Requirements: Pull each line holding the word "平方公里" from the data.

Material provided:
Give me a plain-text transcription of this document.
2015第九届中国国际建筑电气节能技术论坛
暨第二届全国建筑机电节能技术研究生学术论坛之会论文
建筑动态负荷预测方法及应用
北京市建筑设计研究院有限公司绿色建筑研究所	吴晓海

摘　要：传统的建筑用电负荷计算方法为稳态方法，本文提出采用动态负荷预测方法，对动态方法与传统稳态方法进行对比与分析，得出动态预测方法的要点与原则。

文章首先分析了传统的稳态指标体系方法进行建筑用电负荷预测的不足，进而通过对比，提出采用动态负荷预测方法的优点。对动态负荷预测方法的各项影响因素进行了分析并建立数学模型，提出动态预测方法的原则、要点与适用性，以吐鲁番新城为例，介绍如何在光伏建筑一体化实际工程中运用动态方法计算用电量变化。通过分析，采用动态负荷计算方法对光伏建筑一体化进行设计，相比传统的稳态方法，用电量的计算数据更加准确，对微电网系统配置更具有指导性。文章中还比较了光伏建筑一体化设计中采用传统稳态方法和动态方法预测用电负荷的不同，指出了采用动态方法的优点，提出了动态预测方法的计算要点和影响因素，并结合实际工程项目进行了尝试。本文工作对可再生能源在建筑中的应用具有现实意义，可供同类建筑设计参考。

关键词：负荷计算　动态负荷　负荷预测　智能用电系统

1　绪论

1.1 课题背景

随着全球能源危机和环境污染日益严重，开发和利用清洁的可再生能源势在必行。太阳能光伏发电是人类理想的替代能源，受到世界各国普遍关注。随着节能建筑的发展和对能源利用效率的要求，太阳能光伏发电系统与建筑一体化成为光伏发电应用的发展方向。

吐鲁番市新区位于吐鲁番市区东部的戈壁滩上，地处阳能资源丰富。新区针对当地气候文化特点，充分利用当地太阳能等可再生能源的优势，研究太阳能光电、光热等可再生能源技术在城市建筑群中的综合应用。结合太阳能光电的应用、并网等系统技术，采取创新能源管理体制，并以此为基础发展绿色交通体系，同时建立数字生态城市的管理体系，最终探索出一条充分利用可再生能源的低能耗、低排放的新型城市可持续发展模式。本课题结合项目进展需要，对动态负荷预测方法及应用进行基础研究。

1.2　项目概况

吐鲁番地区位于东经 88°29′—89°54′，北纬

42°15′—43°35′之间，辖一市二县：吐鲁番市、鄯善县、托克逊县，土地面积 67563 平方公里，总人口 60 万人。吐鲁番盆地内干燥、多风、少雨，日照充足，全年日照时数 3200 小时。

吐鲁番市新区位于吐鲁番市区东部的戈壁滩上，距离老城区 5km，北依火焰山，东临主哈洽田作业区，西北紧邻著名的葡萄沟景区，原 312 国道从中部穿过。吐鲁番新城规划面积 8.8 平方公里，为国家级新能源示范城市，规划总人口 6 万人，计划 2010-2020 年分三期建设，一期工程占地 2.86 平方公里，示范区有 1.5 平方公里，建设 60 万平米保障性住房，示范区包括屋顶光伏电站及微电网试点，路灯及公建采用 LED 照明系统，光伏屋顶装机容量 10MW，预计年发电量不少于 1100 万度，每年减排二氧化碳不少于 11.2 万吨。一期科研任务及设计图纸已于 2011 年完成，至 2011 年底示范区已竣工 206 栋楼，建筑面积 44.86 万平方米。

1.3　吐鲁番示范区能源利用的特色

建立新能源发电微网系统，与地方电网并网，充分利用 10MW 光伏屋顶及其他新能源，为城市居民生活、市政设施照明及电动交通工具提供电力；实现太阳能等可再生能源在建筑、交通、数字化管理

Exercise output:
42°15′—43°35′之间，辖一市二县：吐鲁番市、鄯善县、托克逊县，土地面积 67563 平方公里，总人口 60 万人。吐鲁番盆地内干燥、多风、少雨，日照充足，全年日照时数 3200 小时。
吐鲁番市新区位于吐鲁番市区东部的戈壁滩上，距离老城区 5km，北依火焰山，东临主哈洽田作业区，西北紧邻著名的葡萄沟景区，原 312 国道从中部穿过。吐鲁番新城规划面积 8.8 平方公里，为国家级新能源示范城市，规划总人口 6 万人，计划 2010-2020 年分三期建设，一期工程占地 2.86 平方公里，示范区有 1.5 平方公里，建设 60 万平米保障性住房，示范区包括屋顶光伏电站及微电网试点，路灯及公建采用 LED 照明系统，光伏屋顶装机容量 10MW，预计年发电量不少于 1100 万度，每年减排二氧化碳不少于 11.2 万吨。一期科研任务及设计图纸已于 2011 年完成，至 2011 年底示范区已竣工 206 栋楼，建筑面积 44.86 万平方米。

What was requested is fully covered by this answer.